Short problem
From the entries below, list each line with "Come".

Records from a data source
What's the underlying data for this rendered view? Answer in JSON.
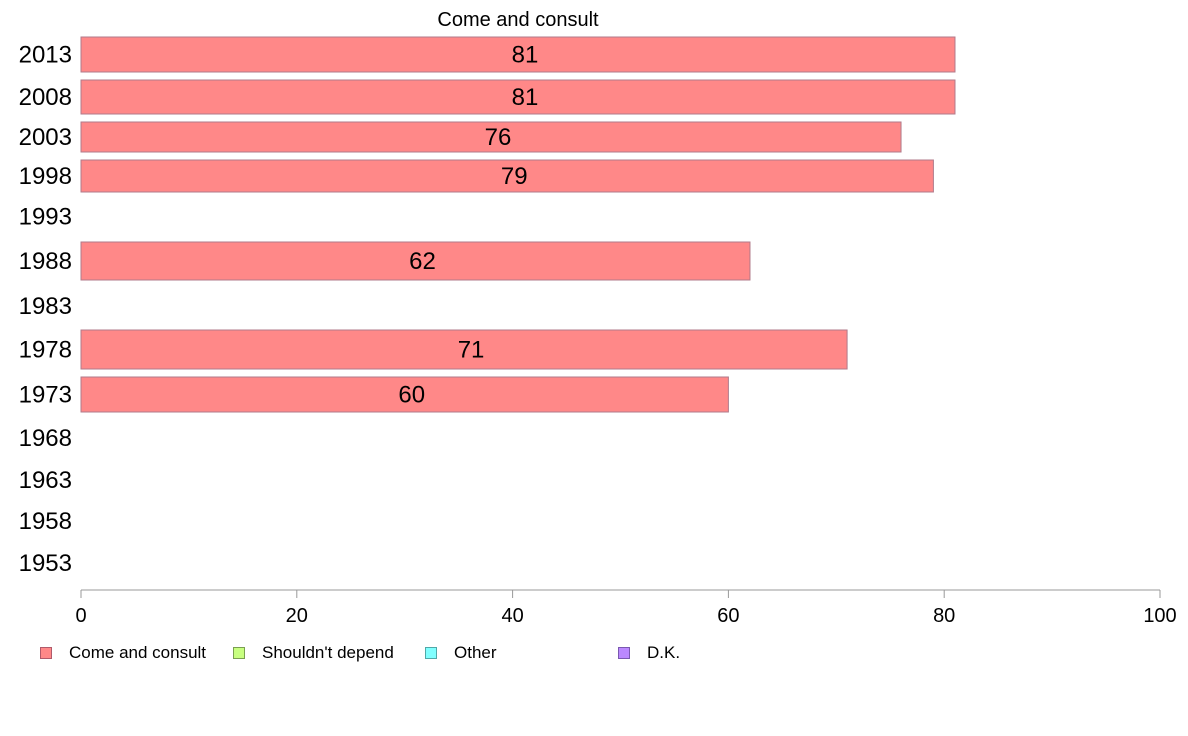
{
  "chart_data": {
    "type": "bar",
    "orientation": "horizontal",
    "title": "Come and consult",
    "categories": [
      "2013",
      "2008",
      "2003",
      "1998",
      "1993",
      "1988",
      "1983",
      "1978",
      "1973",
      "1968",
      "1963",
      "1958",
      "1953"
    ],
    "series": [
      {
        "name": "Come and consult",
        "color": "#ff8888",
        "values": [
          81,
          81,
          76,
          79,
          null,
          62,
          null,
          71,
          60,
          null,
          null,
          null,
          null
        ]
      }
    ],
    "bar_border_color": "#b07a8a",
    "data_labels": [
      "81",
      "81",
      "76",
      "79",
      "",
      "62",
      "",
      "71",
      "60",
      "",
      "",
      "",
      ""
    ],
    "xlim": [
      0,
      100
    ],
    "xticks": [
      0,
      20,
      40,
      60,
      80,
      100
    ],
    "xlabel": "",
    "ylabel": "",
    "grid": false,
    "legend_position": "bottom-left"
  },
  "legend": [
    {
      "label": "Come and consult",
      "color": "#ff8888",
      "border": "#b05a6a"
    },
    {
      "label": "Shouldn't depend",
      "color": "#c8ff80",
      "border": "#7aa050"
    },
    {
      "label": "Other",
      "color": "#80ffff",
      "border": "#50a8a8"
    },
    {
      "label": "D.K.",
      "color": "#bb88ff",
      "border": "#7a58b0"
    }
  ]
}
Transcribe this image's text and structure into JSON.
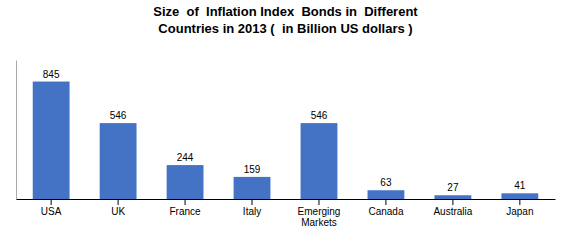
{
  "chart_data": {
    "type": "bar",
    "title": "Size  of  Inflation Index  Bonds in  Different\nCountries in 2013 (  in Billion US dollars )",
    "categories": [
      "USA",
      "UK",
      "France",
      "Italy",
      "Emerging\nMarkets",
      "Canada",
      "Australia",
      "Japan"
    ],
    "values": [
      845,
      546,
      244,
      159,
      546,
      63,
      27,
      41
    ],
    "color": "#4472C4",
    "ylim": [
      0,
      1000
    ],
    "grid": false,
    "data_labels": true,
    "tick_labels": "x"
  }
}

Exercise solution
    "title": "Come and consult",
        "name": "Come and consult",
      "label": "Come and consult",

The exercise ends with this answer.